*RECORDS SHOWN*:
+--

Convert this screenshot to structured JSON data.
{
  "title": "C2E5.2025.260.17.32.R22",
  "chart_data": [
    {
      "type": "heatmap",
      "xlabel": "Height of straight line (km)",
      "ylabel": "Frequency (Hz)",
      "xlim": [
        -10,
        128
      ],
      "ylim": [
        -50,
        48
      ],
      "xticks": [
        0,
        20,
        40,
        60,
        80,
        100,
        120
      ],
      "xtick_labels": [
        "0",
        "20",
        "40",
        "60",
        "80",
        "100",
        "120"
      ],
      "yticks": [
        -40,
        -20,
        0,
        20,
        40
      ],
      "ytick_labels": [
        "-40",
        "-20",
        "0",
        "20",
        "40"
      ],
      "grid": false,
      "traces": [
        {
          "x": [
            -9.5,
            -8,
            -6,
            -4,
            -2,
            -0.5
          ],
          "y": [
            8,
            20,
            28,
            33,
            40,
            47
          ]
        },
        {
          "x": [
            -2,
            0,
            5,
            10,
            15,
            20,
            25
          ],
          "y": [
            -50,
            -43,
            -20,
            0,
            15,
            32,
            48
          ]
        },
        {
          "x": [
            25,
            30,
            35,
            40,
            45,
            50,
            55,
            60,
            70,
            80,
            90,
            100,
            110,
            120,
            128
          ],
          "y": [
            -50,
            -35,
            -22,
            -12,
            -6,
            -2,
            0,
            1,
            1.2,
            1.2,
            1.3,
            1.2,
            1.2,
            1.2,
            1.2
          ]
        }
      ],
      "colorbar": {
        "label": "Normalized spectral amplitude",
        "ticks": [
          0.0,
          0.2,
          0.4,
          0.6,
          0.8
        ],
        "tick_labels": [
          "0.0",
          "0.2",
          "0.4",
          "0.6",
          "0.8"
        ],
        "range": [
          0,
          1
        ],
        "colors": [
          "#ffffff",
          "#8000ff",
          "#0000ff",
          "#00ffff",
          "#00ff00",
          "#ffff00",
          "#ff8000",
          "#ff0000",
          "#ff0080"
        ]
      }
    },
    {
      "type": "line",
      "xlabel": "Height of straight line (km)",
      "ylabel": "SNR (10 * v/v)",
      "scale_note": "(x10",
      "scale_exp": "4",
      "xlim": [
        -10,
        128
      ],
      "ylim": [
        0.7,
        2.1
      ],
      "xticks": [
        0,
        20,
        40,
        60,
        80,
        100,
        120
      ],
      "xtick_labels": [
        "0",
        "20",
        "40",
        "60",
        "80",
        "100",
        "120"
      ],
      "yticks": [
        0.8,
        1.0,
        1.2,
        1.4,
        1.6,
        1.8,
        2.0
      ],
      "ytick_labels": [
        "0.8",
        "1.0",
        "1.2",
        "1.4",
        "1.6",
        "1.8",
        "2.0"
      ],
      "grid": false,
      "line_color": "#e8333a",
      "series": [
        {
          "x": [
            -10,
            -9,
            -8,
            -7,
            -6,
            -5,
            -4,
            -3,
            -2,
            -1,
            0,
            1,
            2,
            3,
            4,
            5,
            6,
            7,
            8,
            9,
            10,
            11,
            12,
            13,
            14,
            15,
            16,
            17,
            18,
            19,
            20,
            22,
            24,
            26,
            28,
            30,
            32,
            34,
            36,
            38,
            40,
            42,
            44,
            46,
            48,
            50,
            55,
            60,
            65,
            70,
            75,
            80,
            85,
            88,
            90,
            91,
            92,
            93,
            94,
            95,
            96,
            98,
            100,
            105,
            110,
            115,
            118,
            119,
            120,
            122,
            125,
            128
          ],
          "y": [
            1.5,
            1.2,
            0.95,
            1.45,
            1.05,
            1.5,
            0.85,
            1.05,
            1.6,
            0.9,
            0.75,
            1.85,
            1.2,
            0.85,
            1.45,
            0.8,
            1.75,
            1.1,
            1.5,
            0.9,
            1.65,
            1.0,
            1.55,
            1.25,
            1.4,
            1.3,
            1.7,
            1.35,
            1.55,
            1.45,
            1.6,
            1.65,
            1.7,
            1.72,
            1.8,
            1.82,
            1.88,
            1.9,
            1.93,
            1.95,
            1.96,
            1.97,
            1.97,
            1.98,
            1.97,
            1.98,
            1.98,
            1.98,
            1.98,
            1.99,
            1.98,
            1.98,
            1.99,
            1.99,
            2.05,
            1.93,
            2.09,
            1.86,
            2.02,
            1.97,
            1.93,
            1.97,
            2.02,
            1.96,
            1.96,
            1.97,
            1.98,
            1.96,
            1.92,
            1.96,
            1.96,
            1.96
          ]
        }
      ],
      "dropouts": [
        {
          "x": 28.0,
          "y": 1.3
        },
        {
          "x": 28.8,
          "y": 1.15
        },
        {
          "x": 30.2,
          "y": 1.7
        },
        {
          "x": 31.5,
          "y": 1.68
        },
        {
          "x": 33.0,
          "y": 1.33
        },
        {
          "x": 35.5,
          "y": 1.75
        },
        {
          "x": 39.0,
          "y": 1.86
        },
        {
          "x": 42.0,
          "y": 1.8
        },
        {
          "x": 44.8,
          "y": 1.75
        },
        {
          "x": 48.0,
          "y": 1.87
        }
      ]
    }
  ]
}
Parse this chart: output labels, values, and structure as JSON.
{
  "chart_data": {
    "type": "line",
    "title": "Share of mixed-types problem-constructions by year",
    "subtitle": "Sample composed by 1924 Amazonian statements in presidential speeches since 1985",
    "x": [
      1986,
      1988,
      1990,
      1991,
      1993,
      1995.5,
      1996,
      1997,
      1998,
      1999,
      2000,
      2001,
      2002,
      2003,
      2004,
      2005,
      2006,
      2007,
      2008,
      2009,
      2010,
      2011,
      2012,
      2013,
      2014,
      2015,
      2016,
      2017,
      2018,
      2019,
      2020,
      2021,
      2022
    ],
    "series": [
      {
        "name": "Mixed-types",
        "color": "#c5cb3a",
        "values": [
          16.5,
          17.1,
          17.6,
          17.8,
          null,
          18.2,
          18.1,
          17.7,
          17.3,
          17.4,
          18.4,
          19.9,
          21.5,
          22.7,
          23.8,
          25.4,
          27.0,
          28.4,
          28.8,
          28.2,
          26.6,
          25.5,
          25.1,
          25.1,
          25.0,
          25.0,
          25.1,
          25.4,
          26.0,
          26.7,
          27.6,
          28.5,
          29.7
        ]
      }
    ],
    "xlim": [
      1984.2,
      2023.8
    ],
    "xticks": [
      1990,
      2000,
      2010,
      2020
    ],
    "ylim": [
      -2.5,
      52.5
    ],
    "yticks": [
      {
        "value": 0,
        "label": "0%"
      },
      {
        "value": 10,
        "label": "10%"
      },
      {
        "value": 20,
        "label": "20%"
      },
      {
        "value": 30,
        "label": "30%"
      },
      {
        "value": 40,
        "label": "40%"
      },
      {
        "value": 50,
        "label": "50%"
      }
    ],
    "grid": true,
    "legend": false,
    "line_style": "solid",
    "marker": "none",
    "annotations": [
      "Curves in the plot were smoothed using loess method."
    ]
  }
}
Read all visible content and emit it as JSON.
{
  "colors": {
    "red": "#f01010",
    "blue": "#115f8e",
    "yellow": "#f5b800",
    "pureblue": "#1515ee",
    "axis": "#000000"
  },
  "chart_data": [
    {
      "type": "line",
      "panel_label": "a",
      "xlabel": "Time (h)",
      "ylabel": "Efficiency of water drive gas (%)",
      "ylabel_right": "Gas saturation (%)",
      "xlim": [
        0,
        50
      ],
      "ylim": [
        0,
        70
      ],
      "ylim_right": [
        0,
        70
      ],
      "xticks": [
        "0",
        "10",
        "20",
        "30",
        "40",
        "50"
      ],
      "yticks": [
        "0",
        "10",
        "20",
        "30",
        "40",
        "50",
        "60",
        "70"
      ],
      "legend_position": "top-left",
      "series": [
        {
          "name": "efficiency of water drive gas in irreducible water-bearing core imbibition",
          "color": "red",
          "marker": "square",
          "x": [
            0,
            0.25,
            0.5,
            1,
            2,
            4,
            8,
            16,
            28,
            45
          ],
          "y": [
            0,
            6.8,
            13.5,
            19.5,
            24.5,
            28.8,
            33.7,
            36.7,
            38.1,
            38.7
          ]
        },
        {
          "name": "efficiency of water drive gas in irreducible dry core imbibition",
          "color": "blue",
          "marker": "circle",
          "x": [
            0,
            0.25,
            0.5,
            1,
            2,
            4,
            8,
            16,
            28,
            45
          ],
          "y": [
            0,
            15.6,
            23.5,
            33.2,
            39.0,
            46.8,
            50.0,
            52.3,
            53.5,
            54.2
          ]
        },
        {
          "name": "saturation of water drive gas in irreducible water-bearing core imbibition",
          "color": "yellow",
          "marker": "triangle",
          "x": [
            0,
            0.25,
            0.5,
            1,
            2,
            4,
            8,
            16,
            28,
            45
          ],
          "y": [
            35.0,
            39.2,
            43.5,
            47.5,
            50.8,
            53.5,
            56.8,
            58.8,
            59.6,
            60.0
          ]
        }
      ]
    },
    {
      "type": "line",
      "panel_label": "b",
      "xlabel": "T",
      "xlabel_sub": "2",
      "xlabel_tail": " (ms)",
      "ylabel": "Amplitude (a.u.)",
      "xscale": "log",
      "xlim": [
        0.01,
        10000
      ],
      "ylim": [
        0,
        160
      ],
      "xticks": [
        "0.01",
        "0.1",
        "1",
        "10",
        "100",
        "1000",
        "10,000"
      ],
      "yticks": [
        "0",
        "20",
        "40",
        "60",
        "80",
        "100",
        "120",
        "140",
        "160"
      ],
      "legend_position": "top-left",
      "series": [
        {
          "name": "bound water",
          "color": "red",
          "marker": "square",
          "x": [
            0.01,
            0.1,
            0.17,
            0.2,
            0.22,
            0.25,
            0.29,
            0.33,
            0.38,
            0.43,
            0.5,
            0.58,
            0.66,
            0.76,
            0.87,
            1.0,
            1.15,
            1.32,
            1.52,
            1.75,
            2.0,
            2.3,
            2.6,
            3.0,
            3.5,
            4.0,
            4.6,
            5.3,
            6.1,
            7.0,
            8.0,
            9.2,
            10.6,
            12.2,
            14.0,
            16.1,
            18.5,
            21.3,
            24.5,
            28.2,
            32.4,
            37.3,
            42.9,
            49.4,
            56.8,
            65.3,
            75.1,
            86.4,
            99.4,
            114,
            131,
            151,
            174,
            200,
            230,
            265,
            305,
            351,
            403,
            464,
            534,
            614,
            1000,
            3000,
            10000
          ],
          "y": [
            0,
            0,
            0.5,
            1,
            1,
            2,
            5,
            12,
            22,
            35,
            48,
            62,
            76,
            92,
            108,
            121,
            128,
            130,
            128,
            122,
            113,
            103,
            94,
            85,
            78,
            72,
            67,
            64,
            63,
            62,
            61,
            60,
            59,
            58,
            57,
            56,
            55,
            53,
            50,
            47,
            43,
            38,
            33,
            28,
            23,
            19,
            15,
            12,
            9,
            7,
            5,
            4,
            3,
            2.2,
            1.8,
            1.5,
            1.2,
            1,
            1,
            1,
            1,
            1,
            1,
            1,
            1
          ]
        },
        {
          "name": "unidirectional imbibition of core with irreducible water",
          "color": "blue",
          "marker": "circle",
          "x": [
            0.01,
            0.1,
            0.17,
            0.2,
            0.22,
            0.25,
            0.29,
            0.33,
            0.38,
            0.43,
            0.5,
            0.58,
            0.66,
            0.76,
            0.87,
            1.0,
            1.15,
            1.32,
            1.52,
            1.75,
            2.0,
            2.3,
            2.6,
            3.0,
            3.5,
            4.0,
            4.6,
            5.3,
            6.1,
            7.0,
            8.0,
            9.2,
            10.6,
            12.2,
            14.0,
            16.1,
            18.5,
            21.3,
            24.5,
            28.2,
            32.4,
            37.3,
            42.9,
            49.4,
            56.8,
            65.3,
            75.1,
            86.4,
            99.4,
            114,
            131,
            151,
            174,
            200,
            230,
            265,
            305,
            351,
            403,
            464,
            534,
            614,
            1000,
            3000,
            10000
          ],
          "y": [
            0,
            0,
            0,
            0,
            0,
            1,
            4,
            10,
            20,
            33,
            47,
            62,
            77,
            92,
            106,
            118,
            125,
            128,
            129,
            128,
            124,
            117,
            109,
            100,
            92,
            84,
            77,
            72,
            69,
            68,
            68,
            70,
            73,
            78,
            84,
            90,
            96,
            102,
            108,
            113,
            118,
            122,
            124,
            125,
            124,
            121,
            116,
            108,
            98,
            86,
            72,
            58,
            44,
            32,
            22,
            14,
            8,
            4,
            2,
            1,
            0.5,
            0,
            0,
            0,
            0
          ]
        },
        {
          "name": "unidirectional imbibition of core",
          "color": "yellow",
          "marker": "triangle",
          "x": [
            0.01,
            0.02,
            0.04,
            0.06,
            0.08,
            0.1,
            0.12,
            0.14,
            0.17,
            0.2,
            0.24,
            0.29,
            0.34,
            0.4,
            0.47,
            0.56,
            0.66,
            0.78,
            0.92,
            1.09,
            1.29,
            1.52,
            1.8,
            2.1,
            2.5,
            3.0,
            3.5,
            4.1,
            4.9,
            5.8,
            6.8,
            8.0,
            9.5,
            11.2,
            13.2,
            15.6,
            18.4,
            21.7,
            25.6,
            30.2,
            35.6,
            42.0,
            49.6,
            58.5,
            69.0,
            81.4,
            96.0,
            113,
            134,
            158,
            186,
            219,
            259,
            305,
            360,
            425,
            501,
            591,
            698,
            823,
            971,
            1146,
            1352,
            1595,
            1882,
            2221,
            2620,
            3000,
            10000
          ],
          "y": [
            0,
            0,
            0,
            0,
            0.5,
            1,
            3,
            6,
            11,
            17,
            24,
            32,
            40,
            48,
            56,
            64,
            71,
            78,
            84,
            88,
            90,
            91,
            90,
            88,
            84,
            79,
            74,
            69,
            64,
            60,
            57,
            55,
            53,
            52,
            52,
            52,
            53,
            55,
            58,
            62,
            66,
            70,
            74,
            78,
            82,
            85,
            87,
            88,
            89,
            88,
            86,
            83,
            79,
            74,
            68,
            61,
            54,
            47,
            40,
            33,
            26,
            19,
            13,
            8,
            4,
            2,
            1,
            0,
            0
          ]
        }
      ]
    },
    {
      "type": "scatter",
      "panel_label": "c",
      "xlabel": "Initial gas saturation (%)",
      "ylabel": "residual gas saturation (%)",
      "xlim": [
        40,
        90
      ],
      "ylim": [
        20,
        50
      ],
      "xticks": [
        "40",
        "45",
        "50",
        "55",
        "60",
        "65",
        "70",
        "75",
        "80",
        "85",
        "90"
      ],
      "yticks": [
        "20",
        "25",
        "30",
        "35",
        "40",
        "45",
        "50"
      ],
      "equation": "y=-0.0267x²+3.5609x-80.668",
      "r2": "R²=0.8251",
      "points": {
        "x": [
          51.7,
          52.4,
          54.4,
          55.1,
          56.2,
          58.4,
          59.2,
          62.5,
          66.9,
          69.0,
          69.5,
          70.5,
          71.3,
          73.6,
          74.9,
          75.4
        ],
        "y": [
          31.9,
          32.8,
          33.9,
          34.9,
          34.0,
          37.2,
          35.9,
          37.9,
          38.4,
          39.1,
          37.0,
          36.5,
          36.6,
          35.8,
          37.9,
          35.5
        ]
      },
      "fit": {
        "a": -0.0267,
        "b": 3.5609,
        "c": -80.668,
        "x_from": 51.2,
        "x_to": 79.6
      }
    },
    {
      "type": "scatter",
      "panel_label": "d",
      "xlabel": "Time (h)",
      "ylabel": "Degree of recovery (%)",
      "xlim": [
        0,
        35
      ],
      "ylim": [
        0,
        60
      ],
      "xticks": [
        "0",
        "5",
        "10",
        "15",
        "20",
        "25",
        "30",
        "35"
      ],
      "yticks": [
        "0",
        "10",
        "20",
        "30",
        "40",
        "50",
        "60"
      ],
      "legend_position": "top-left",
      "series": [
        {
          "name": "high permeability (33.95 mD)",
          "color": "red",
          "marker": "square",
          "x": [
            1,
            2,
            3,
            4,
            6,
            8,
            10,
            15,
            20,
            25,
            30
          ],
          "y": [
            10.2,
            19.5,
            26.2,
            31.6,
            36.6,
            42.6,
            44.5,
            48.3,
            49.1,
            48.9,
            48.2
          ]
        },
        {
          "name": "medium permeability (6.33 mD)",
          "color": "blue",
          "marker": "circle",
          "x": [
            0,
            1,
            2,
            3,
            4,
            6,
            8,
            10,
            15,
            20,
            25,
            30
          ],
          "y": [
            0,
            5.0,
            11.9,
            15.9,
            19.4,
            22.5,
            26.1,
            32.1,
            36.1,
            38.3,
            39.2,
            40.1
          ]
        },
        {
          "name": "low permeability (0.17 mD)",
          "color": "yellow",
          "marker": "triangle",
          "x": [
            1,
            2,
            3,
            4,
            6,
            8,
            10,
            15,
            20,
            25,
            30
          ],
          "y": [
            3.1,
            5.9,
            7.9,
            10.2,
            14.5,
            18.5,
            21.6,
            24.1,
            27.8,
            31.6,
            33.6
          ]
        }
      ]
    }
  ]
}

+--

*SET PROBLEM*:
Copy whichever lines in the listing above contain the word "irreducible".

*ANSWER FOR THIS EXERCISE*:
          "name": "efficiency of water drive gas in irreducible water-bearing core imbibition",
          "name": "efficiency of water drive gas in irreducible dry core imbibition",
          "name": "saturation of water drive gas in irreducible water-bearing core imbibition",
          "name": "unidirectional imbibition of core with irreducible water",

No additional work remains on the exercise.